• Goal: Print the entries in full, word for word, but not the pictures.

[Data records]
#####

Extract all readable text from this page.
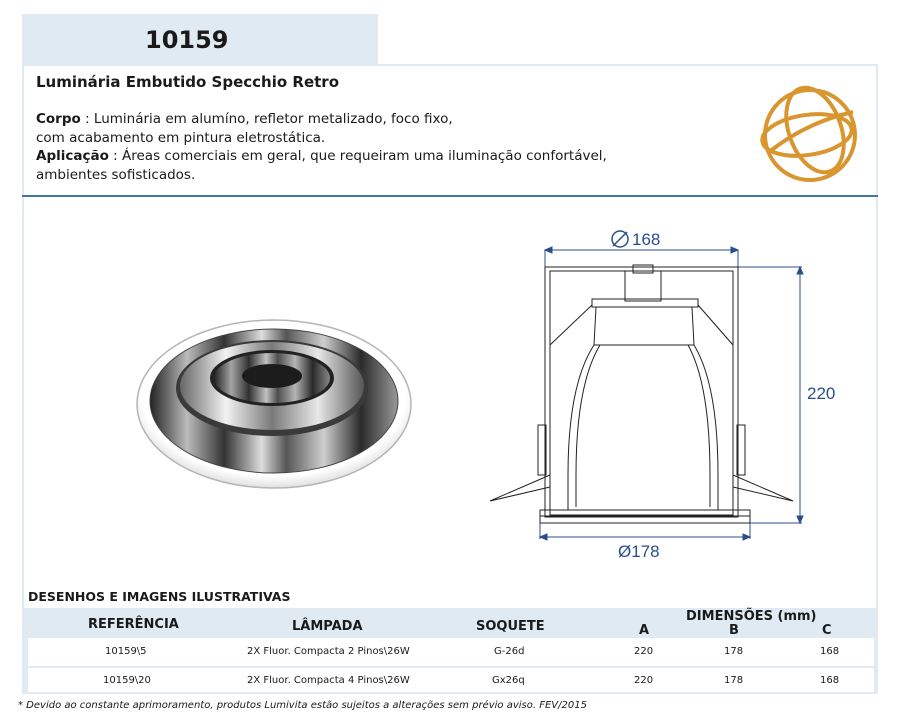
10159
Luminária Embutido Specchio Retro
Corpo : Luminária em alumíno, refletor metalizado, foco fixo,
com acabamento em pintura eletrostática.
Aplicação : Áreas comerciais em geral, que requeiram uma iluminação confortável,
ambientes sofisticados.
168
220
Ø178
DESENHOS E IMAGENS ILUSTRATIVAS
REFERÊNCIA	LÂMPADA	SOQUETE
DIMENSÕES (mm)
A	B	C
10159\5	2X Fluor. Compacta 2 Pinos\26W	G-26d	220	178	168
10159\20	2X Fluor. Compacta 4 Pinos\26W	Gx26q	220	178	168
* Devido ao constante aprimoramento, produtos Lumivita estão sujeitos a alterações sem prévio aviso. FEV/2015
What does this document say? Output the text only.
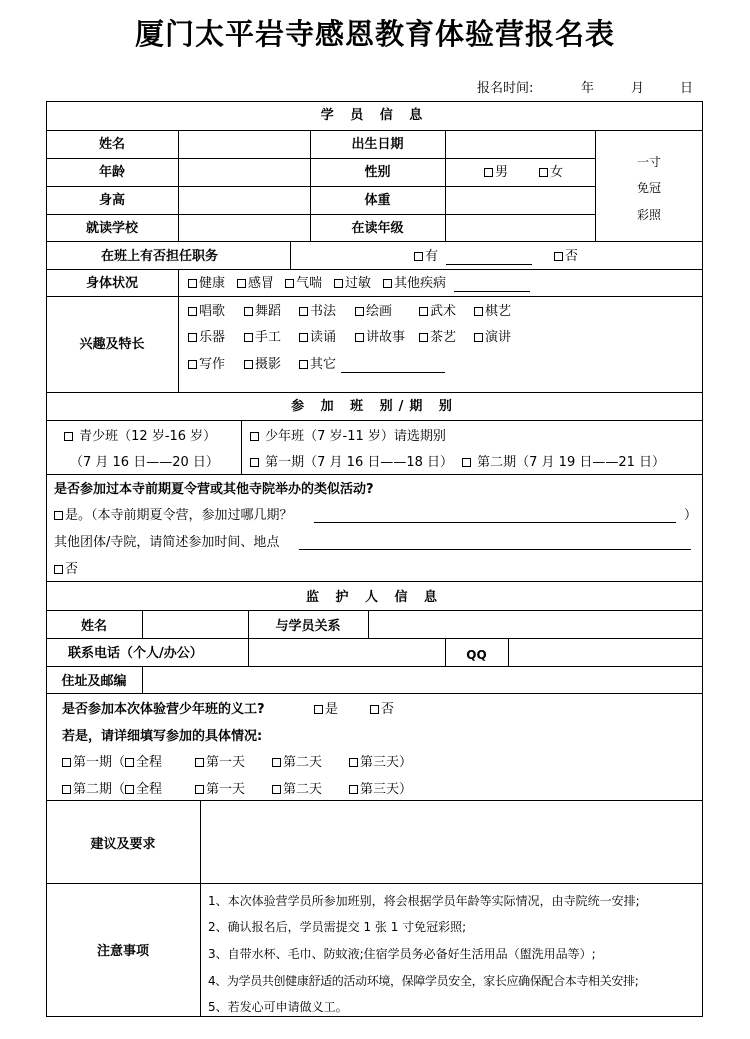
厦门太平岩寺感恩教育体验营报名表
报名时间:	年	月	日
学 员 信 息
姓名	出生日期
年龄	性别	男	女
身高	体重
就读学校	在读年级
一寸
免冠
彩照
在班上有否担任职务	有	否
身体状况	健康	感冒	气喘	过敏	其他疾病
兴趣及特长
唱歌	舞蹈	书法	绘画	武术	棋艺
乐器	手工	读诵	讲故事	茶艺	演讲
写作	摄影	其它
参 加 班 别/期 别
青少班（12 岁-16 岁）
（7 月 16 日——20 日）
少年班（7 岁-11 岁）请选期别
第一期（7 月 16 日——18 日）	第二期（7 月 19 日——21 日）
是否参加过本寺前期夏令营或其他寺院举办的类似活动?
是。（本寺前期夏令营，参加过哪几期？	）
其他团体/寺院，请简述参加时间、地点
否
监 护 人 信 息
姓名	与学员关系
联系电话（个人/办公）	QQ
住址及邮编
是否参加本次体验营少年班的义工?	是	否
若是，请详细填写参加的具体情况:
第一期（ 全程	第一天	第二天	第三天）
第二期（ 全程	第一天	第二天	第三天）
建议及要求
注意事项
1、本次体验营学员所参加班别，将会根据学员年龄等实际情况，由寺院统一安排;
2、确认报名后，学员需提交 1 张 1 寸免冠彩照;
3、自带水杯、毛巾、防蚊液;住宿学员务必备好生活用品（盥洗用品等）;
4、为学员共创健康舒适的活动环境，保障学员安全，家长应确保配合本寺相关安排;
5、若发心可申请做义工。
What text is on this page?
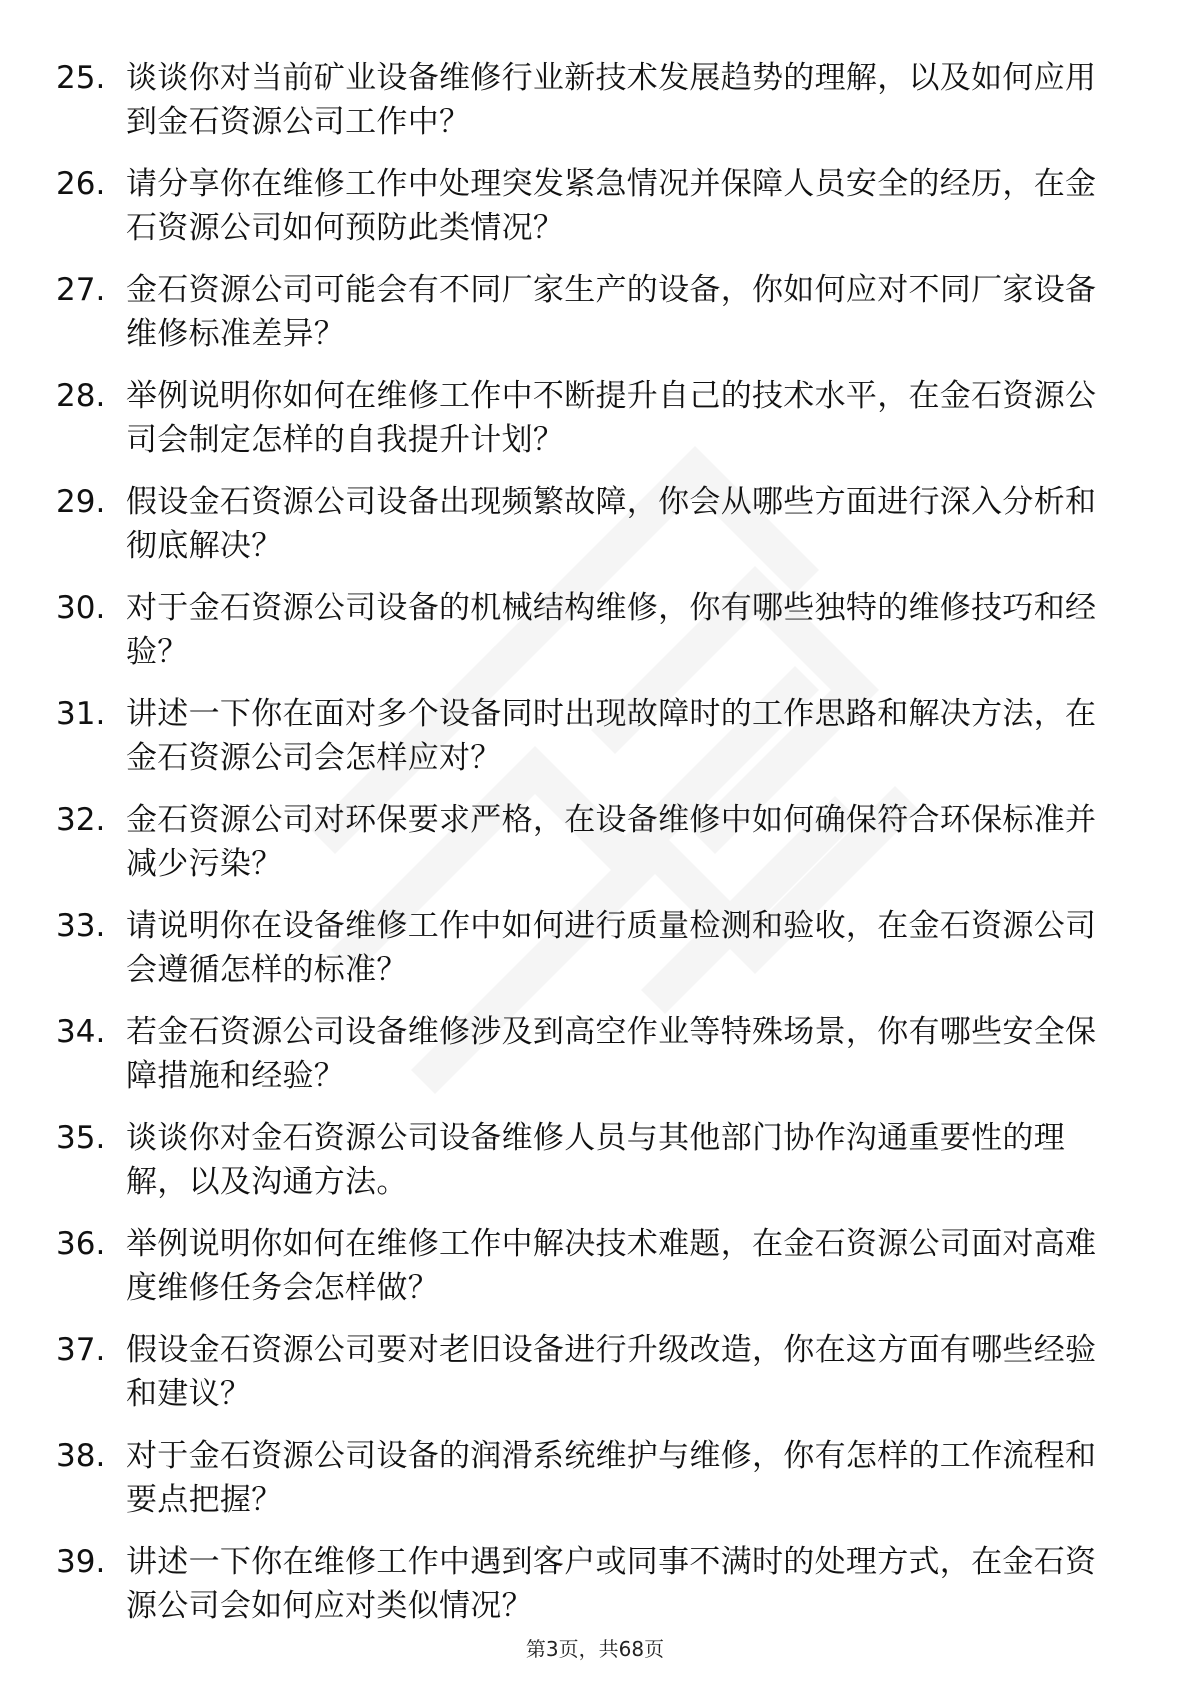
25. 谈谈你对当前矿业设备维修行业新技术发展趋势的理解，以及如何应用到金石资源公司工作中？
26. 请分享你在维修工作中处理突发紧急情况并保障人员安全的经历，在金石资源公司如何预防此类情况？
27. 金石资源公司可能会有不同厂家生产的设备，你如何应对不同厂家设备维修标准差异？
28. 举例说明你如何在维修工作中不断提升自己的技术水平，在金石资源公司会制定怎样的自我提升计划？
29. 假设金石资源公司设备出现频繁故障，你会从哪些方面进行深入分析和彻底解决？
30. 对于金石资源公司设备的机械结构维修，你有哪些独特的维修技巧和经验？
31. 讲述一下你在面对多个设备同时出现故障时的工作思路和解决方法，在金石资源公司会怎样应对？
32. 金石资源公司对环保要求严格，在设备维修中如何确保符合环保标准并减少污染？
33. 请说明你在设备维修工作中如何进行质量检测和验收，在金石资源公司会遵循怎样的标准？
34. 若金石资源公司设备维修涉及到高空作业等特殊场景，你有哪些安全保障措施和经验？
35. 谈谈你对金石资源公司设备维修人员与其他部门协作沟通重要性的理解，以及沟通方法。
36. 举例说明你如何在维修工作中解决技术难题，在金石资源公司面对高难度维修任务会怎样做？
37. 假设金石资源公司要对老旧设备进行升级改造，你在这方面有哪些经验和建议？
38. 对于金石资源公司设备的润滑系统维护与维修，你有怎样的工作流程和要点把握？
39. 讲述一下你在维修工作中遇到客户或同事不满时的处理方式，在金石资源公司会如何应对类似情况？
第3页，共68页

#####

• Answer to the exercise:
Extract all readable text from this page.
10159
Luminária Embutido Specchio Retro
Corpo : Luminária em alumíno, refletor metalizado, foco fixo,
com acabamento em pintura eletrostática.
Aplicação : Áreas comerciais em geral, que requeiram uma iluminação confortável,
ambientes sofisticados.
168
220
Ø178
DESENHOS E IMAGENS ILUSTRATIVAS
REFERÊNCIA	LÂMPADA	SOQUETE
DIMENSÕES (mm)
A	B	C
10159\5	2X Fluor. Compacta 2 Pinos\26W	G-26d	220	178	168
10159\20	2X Fluor. Compacta 4 Pinos\26W	Gx26q	220	178	168
* Devido ao constante aprimoramento, produtos Lumivita estão sujeitos a alterações sem prévio aviso. FEV/2015
What does this document say? Output the text only.
厦门太平岩寺感恩教育体验营报名表
报名时间:	年	月	日
学 员 信 息
姓名	出生日期
年龄	性别	男	女
身高	体重
就读学校	在读年级
一寸
免冠
彩照
在班上有否担任职务	有	否
身体状况	健康	感冒	气喘	过敏	其他疾病
兴趣及特长
唱歌	舞蹈	书法	绘画	武术	棋艺
乐器	手工	读诵	讲故事	茶艺	演讲
写作	摄影	其它
参 加 班 别/期 别
青少班（12 岁-16 岁）
（7 月 16 日——20 日）
少年班（7 岁-11 岁）请选期别
第一期（7 月 16 日——18 日）	第二期（7 月 19 日——21 日）
是否参加过本寺前期夏令营或其他寺院举办的类似活动?
是。（本寺前期夏令营，参加过哪几期？	）
其他团体/寺院，请简述参加时间、地点
否
监 护 人 信 息
姓名	与学员关系
联系电话（个人/办公）	QQ
住址及邮编
是否参加本次体验营少年班的义工?	是	否
若是，请详细填写参加的具体情况:
第一期（ 全程	第一天	第二天	第三天）
第二期（ 全程	第一天	第二天	第三天）
建议及要求
注意事项
1、本次体验营学员所参加班别，将会根据学员年龄等实际情况，由寺院统一安排;
2、确认报名后，学员需提交 1 张 1 寸免冠彩照;
3、自带水杯、毛巾、防蚊液;住宿学员务必备好生活用品（盥洗用品等）;
4、为学员共创健康舒适的活动环境，保障学员安全，家长应确保配合本寺相关安排;
5、若发心可申请做义工。
What text is on this page?
25. 谈谈你对当前矿业设备维修行业新技术发展趋势的理解，以及如何应用到金石资源公司工作中？
26. 请分享你在维修工作中处理突发紧急情况并保障人员安全的经历，在金石资源公司如何预防此类情况？
27. 金石资源公司可能会有不同厂家生产的设备，你如何应对不同厂家设备维修标准差异？
28. 举例说明你如何在维修工作中不断提升自己的技术水平，在金石资源公司会制定怎样的自我提升计划？
29. 假设金石资源公司设备出现频繁故障，你会从哪些方面进行深入分析和彻底解决？
30. 对于金石资源公司设备的机械结构维修，你有哪些独特的维修技巧和经验？
31. 讲述一下你在面对多个设备同时出现故障时的工作思路和解决方法，在金石资源公司会怎样应对？
32. 金石资源公司对环保要求严格，在设备维修中如何确保符合环保标准并减少污染？
33. 请说明你在设备维修工作中如何进行质量检测和验收，在金石资源公司会遵循怎样的标准？
34. 若金石资源公司设备维修涉及到高空作业等特殊场景，你有哪些安全保障措施和经验？
35. 谈谈你对金石资源公司设备维修人员与其他部门协作沟通重要性的理解，以及沟通方法。
36. 举例说明你如何在维修工作中解决技术难题，在金石资源公司面对高难度维修任务会怎样做？
37. 假设金石资源公司要对老旧设备进行升级改造，你在这方面有哪些经验和建议？
38. 对于金石资源公司设备的润滑系统维护与维修，你有怎样的工作流程和要点把握？
39. 讲述一下你在维修工作中遇到客户或同事不满时的处理方式，在金石资源公司会如何应对类似情况？
第3页，共68页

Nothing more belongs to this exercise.